Required task
Make an exact copy of the entries below with the pictures removed.

Records for processing
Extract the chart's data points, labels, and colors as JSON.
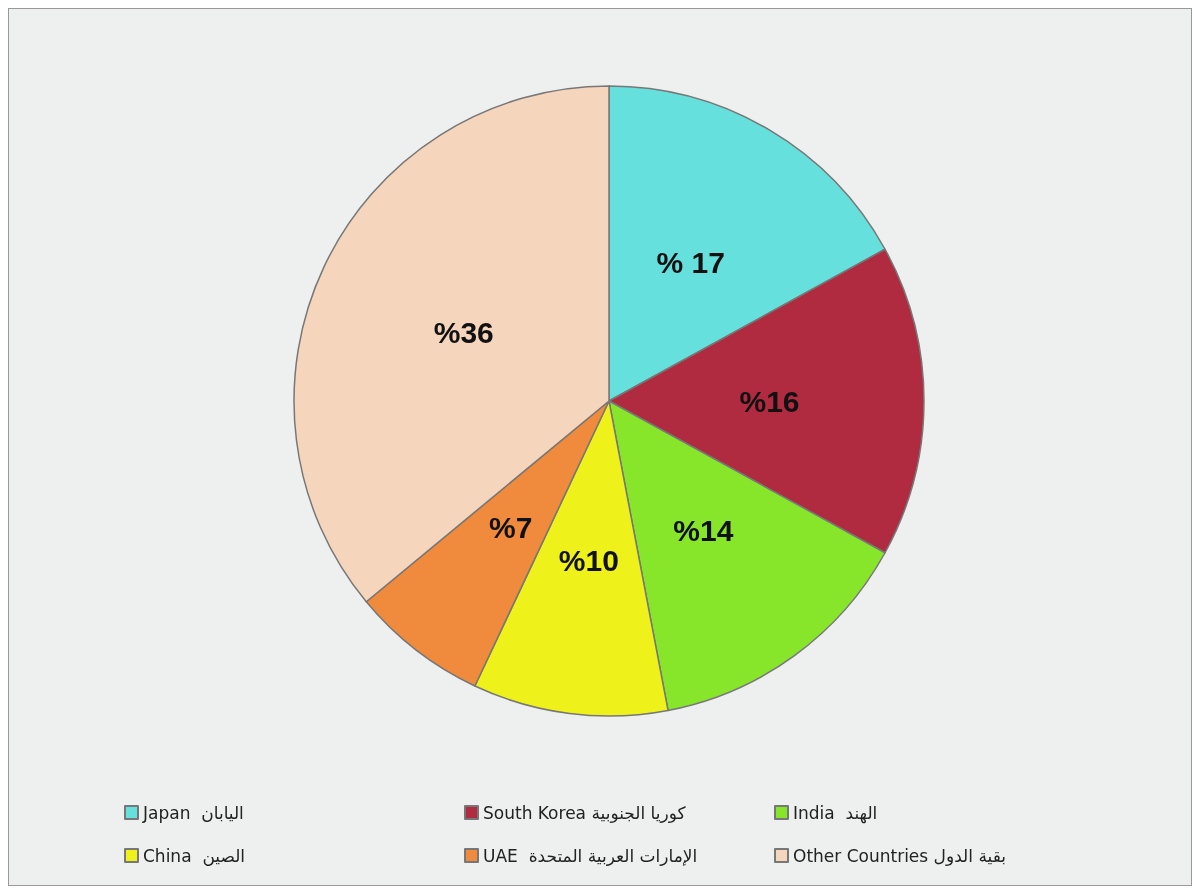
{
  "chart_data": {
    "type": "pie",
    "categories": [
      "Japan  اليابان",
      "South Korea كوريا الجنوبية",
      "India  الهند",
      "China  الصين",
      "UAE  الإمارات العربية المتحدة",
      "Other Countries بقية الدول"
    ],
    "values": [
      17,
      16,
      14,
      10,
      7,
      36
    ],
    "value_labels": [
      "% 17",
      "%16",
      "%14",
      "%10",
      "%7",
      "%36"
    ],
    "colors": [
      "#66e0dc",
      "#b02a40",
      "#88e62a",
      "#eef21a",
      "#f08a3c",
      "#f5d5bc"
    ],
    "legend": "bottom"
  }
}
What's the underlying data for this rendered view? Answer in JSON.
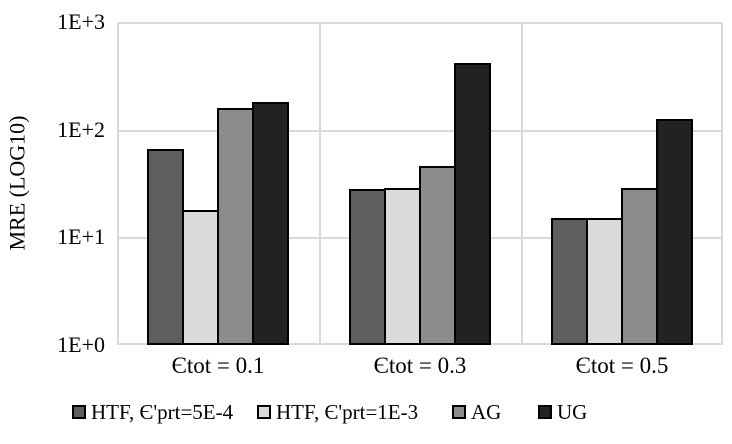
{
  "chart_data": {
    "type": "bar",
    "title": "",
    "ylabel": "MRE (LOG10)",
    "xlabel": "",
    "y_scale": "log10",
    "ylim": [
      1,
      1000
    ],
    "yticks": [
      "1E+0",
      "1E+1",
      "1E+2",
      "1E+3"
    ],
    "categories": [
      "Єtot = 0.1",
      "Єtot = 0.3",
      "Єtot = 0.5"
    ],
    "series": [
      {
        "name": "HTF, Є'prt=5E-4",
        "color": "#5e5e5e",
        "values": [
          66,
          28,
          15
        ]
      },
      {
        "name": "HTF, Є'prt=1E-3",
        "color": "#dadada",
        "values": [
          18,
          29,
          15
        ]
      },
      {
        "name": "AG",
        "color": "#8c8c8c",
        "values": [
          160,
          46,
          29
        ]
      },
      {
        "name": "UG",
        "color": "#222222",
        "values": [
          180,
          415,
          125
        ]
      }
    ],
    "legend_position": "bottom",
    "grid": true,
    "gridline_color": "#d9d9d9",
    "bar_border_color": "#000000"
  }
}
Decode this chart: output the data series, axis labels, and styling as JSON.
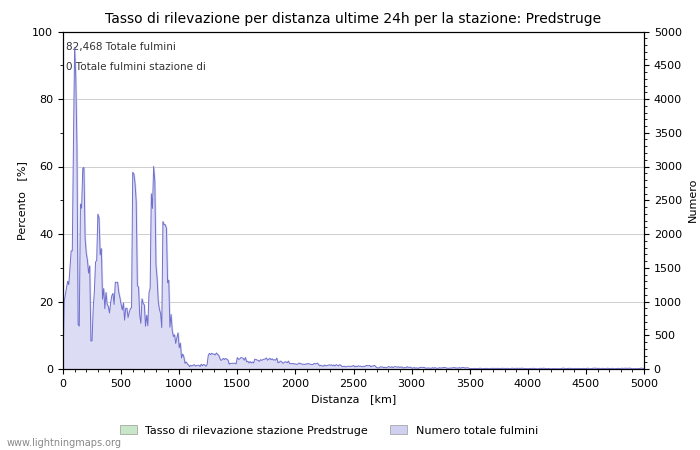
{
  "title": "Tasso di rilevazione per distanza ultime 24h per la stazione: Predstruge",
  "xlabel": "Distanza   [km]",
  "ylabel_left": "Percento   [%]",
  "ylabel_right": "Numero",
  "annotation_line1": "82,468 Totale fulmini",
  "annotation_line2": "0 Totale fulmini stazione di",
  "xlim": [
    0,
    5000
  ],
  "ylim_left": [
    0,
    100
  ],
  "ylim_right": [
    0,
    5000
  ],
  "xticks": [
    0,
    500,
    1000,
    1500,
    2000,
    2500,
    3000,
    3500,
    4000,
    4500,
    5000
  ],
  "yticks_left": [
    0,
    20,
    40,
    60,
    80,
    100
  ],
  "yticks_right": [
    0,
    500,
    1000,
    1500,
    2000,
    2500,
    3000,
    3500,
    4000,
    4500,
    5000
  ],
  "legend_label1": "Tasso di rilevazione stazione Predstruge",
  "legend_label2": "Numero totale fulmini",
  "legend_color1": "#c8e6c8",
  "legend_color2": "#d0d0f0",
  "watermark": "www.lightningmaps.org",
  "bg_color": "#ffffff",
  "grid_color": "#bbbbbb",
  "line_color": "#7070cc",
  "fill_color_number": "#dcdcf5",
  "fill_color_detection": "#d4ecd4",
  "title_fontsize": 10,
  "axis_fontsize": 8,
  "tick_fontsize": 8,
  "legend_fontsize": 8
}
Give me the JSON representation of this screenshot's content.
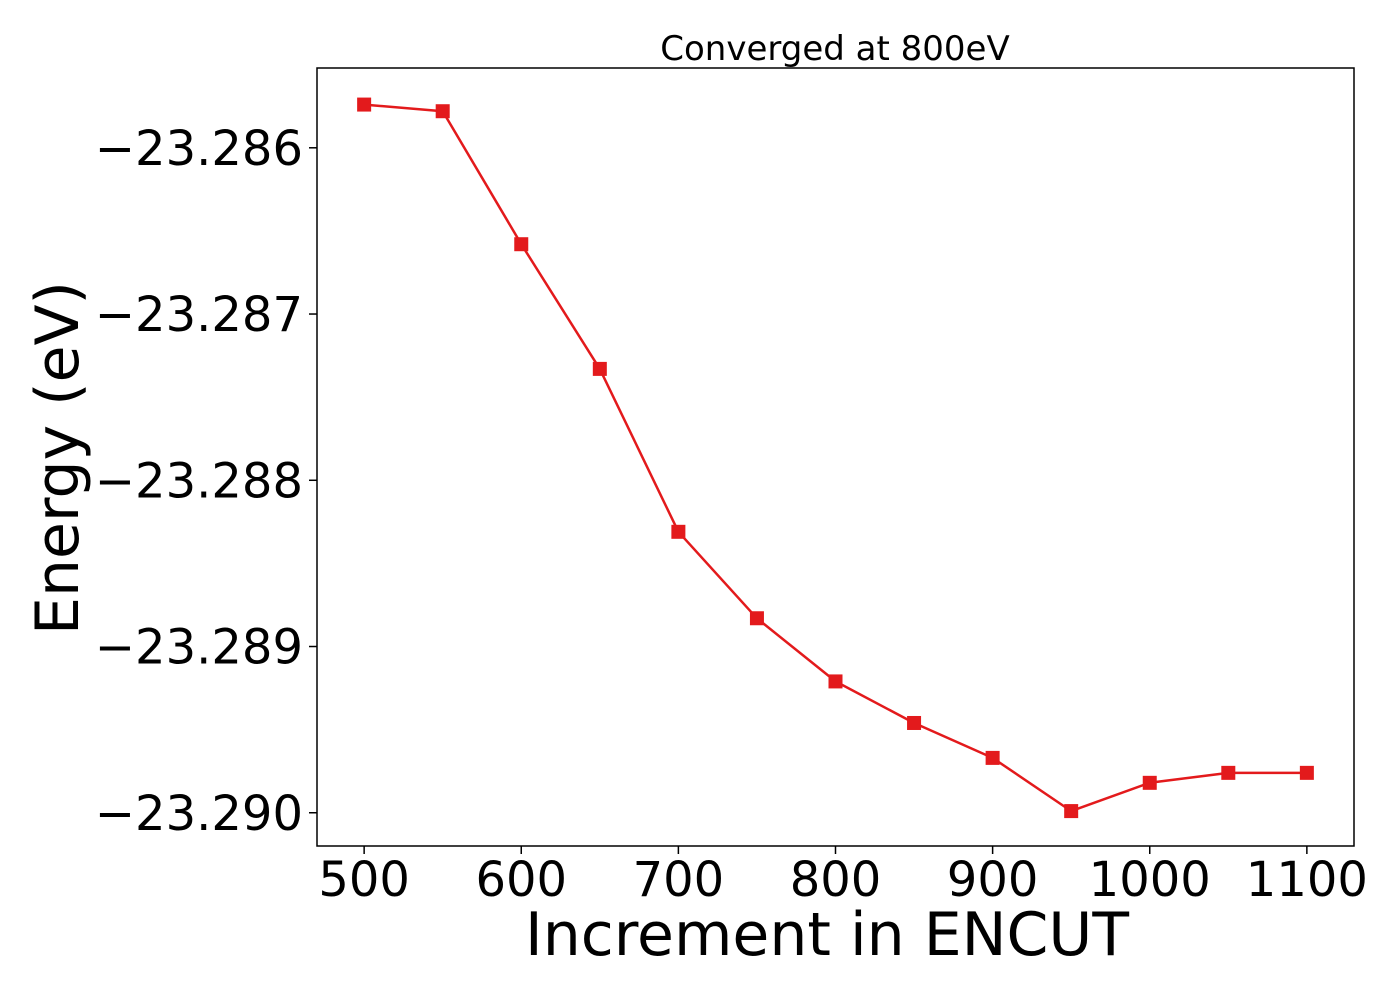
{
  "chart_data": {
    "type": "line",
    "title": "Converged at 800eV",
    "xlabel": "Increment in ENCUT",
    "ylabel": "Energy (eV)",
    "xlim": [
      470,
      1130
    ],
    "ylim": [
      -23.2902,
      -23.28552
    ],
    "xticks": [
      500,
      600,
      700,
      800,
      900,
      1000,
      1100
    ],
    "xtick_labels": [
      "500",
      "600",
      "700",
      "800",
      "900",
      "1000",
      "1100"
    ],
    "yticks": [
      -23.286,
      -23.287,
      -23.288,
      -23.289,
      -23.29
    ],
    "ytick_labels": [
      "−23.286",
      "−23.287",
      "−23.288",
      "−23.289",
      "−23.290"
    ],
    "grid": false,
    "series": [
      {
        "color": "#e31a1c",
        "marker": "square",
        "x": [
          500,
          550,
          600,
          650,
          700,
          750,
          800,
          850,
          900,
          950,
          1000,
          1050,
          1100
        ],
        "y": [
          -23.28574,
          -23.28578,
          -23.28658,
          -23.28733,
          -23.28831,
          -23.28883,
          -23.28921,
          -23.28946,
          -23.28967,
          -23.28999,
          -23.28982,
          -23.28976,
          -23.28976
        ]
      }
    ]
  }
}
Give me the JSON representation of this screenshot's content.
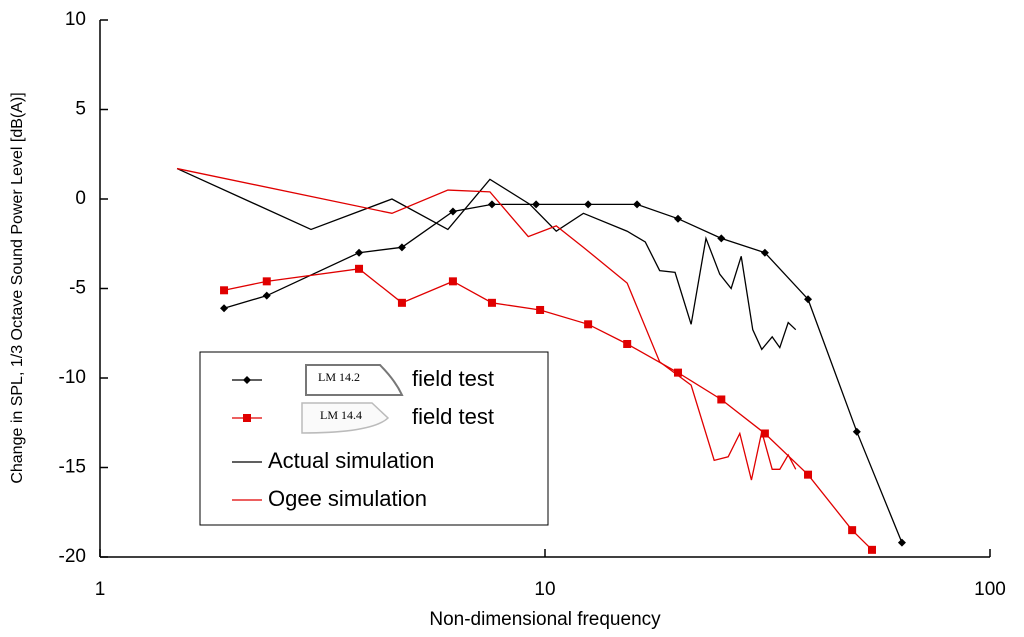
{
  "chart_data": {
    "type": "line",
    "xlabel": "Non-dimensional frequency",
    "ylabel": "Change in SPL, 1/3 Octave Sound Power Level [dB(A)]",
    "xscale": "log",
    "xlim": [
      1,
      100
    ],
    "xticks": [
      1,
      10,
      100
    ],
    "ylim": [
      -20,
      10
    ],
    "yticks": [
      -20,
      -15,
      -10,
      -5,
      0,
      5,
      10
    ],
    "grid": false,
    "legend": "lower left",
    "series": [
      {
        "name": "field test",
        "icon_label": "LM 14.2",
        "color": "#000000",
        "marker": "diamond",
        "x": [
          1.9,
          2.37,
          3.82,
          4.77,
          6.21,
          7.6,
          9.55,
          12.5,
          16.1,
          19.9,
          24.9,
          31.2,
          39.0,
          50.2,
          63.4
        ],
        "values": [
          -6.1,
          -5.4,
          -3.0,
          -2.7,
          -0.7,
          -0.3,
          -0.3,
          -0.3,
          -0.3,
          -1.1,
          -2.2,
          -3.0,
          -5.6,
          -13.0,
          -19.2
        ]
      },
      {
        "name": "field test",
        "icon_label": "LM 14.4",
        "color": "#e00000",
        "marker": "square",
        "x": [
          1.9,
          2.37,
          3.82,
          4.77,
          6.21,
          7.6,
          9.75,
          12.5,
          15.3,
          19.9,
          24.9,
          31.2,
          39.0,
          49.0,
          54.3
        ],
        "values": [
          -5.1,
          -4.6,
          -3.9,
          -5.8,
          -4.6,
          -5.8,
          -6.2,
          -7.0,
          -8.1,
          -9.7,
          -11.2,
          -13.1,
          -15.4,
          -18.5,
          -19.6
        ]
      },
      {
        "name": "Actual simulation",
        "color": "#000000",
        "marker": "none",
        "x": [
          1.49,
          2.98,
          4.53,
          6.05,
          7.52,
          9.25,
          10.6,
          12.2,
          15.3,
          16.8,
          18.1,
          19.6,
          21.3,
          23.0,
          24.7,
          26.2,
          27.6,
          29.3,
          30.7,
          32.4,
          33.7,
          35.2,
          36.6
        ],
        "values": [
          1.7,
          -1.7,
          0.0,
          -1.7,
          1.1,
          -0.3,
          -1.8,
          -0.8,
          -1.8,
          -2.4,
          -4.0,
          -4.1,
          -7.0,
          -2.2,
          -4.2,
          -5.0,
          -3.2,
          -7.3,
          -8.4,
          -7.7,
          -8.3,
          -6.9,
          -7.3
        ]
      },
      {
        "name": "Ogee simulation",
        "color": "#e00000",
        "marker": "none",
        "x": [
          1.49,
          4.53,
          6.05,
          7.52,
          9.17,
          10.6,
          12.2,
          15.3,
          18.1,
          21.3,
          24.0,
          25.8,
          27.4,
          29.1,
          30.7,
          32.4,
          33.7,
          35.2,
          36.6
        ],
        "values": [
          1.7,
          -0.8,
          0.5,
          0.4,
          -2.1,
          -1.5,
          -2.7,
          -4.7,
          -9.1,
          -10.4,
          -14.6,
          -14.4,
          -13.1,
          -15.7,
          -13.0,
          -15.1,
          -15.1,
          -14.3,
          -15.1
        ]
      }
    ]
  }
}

Solution to the problem
Extract the chart's data points, labels, and colors as JSON.
{
  "chart_data": {
    "type": "pie",
    "categories": [
      "Japan  اليابان",
      "South Korea كوريا الجنوبية",
      "India  الهند",
      "China  الصين",
      "UAE  الإمارات العربية المتحدة",
      "Other Countries بقية الدول"
    ],
    "values": [
      17,
      16,
      14,
      10,
      7,
      36
    ],
    "value_labels": [
      "% 17",
      "%16",
      "%14",
      "%10",
      "%7",
      "%36"
    ],
    "colors": [
      "#66e0dc",
      "#b02a40",
      "#88e62a",
      "#eef21a",
      "#f08a3c",
      "#f5d5bc"
    ],
    "legend": "bottom"
  }
}
What's the underlying data for this rendered view? Answer in JSON.
{
  "chart_data": {
    "type": "bar",
    "title": "",
    "ylabel": "MRE (LOG10)",
    "xlabel": "",
    "y_scale": "log10",
    "ylim": [
      1,
      1000
    ],
    "yticks": [
      "1E+0",
      "1E+1",
      "1E+2",
      "1E+3"
    ],
    "categories": [
      "Єtot = 0.1",
      "Єtot = 0.3",
      "Єtot = 0.5"
    ],
    "series": [
      {
        "name": "HTF, Є'prt=5E-4",
        "color": "#5e5e5e",
        "values": [
          66,
          28,
          15
        ]
      },
      {
        "name": "HTF, Є'prt=1E-3",
        "color": "#dadada",
        "values": [
          18,
          29,
          15
        ]
      },
      {
        "name": "AG",
        "color": "#8c8c8c",
        "values": [
          160,
          46,
          29
        ]
      },
      {
        "name": "UG",
        "color": "#222222",
        "values": [
          180,
          415,
          125
        ]
      }
    ],
    "legend_position": "bottom",
    "grid": true,
    "gridline_color": "#d9d9d9",
    "bar_border_color": "#000000"
  }
}
Decode this chart: output the data series, axis labels, and styling as JSON.
{
  "title": "Tasso di rilevazione per distanza ultime 24h per la stazione: Predstruge",
  "xlabel": "Distanza   [km]",
  "ylabel_left": "Percento   [%]",
  "ylabel_right": "Numero",
  "annotation_line1": "82,468 Totale fulmini",
  "annotation_line2": "0 Totale fulmini stazione di",
  "xlim": [
    0,
    5000
  ],
  "ylim_left": [
    0,
    100
  ],
  "ylim_right": [
    0,
    5000
  ],
  "xticks": [
    0,
    500,
    1000,
    1500,
    2000,
    2500,
    3000,
    3500,
    4000,
    4500,
    5000
  ],
  "yticks_left": [
    0,
    20,
    40,
    60,
    80,
    100
  ],
  "yticks_right": [
    0,
    500,
    1000,
    1500,
    2000,
    2500,
    3000,
    3500,
    4000,
    4500,
    5000
  ],
  "legend_label1": "Tasso di rilevazione stazione Predstruge",
  "legend_label2": "Numero totale fulmini",
  "legend_color1": "#c8e6c8",
  "legend_color2": "#d0d0f0",
  "watermark": "www.lightningmaps.org",
  "bg_color": "#ffffff",
  "grid_color": "#bbbbbb",
  "line_color": "#7070cc",
  "fill_color_number": "#dcdcf5",
  "fill_color_detection": "#d4ecd4",
  "title_fontsize": 10,
  "axis_fontsize": 8,
  "tick_fontsize": 8,
  "legend_fontsize": 8
}
Give me the JSON representation of this screenshot's content.
{
  "chart_data": {
    "type": "line",
    "title": "Converged at 800eV",
    "xlabel": "Increment in ENCUT",
    "ylabel": "Energy (eV)",
    "xlim": [
      470,
      1130
    ],
    "ylim": [
      -23.2902,
      -23.28552
    ],
    "xticks": [
      500,
      600,
      700,
      800,
      900,
      1000,
      1100
    ],
    "xtick_labels": [
      "500",
      "600",
      "700",
      "800",
      "900",
      "1000",
      "1100"
    ],
    "yticks": [
      -23.286,
      -23.287,
      -23.288,
      -23.289,
      -23.29
    ],
    "ytick_labels": [
      "−23.286",
      "−23.287",
      "−23.288",
      "−23.289",
      "−23.290"
    ],
    "grid": false,
    "series": [
      {
        "color": "#e31a1c",
        "marker": "square",
        "x": [
          500,
          550,
          600,
          650,
          700,
          750,
          800,
          850,
          900,
          950,
          1000,
          1050,
          1100
        ],
        "y": [
          -23.28574,
          -23.28578,
          -23.28658,
          -23.28733,
          -23.28831,
          -23.28883,
          -23.28921,
          -23.28946,
          -23.28967,
          -23.28999,
          -23.28982,
          -23.28976,
          -23.28976
        ]
      }
    ]
  }
}
Give me the JSON representation of this screenshot's content.
{
  "chart_data": {
    "type": "line",
    "xlabel": "Non-dimensional frequency",
    "ylabel": "Change in SPL, 1/3 Octave Sound Power Level [dB(A)]",
    "xscale": "log",
    "xlim": [
      1,
      100
    ],
    "xticks": [
      1,
      10,
      100
    ],
    "ylim": [
      -20,
      10
    ],
    "yticks": [
      -20,
      -15,
      -10,
      -5,
      0,
      5,
      10
    ],
    "grid": false,
    "legend": "lower left",
    "series": [
      {
        "name": "field test",
        "icon_label": "LM 14.2",
        "color": "#000000",
        "marker": "diamond",
        "x": [
          1.9,
          2.37,
          3.82,
          4.77,
          6.21,
          7.6,
          9.55,
          12.5,
          16.1,
          19.9,
          24.9,
          31.2,
          39.0,
          50.2,
          63.4
        ],
        "values": [
          -6.1,
          -5.4,
          -3.0,
          -2.7,
          -0.7,
          -0.3,
          -0.3,
          -0.3,
          -0.3,
          -1.1,
          -2.2,
          -3.0,
          -5.6,
          -13.0,
          -19.2
        ]
      },
      {
        "name": "field test",
        "icon_label": "LM 14.4",
        "color": "#e00000",
        "marker": "square",
        "x": [
          1.9,
          2.37,
          3.82,
          4.77,
          6.21,
          7.6,
          9.75,
          12.5,
          15.3,
          19.9,
          24.9,
          31.2,
          39.0,
          49.0,
          54.3
        ],
        "values": [
          -5.1,
          -4.6,
          -3.9,
          -5.8,
          -4.6,
          -5.8,
          -6.2,
          -7.0,
          -8.1,
          -9.7,
          -11.2,
          -13.1,
          -15.4,
          -18.5,
          -19.6
        ]
      },
      {
        "name": "Actual simulation",
        "color": "#000000",
        "marker": "none",
        "x": [
          1.49,
          2.98,
          4.53,
          6.05,
          7.52,
          9.25,
          10.6,
          12.2,
          15.3,
          16.8,
          18.1,
          19.6,
          21.3,
          23.0,
          24.7,
          26.2,
          27.6,
          29.3,
          30.7,
          32.4,
          33.7,
          35.2,
          36.6
        ],
        "values": [
          1.7,
          -1.7,
          0.0,
          -1.7,
          1.1,
          -0.3,
          -1.8,
          -0.8,
          -1.8,
          -2.4,
          -4.0,
          -4.1,
          -7.0,
          -2.2,
          -4.2,
          -5.0,
          -3.2,
          -7.3,
          -8.4,
          -7.7,
          -8.3,
          -6.9,
          -7.3
        ]
      },
      {
        "name": "Ogee simulation",
        "color": "#e00000",
        "marker": "none",
        "x": [
          1.49,
          4.53,
          6.05,
          7.52,
          9.17,
          10.6,
          12.2,
          15.3,
          18.1,
          21.3,
          24.0,
          25.8,
          27.4,
          29.1,
          30.7,
          32.4,
          33.7,
          35.2,
          36.6
        ],
        "values": [
          1.7,
          -0.8,
          0.5,
          0.4,
          -2.1,
          -1.5,
          -2.7,
          -4.7,
          -9.1,
          -10.4,
          -14.6,
          -14.4,
          -13.1,
          -15.7,
          -13.0,
          -15.1,
          -15.1,
          -14.3,
          -15.1
        ]
      }
    ]
  }
}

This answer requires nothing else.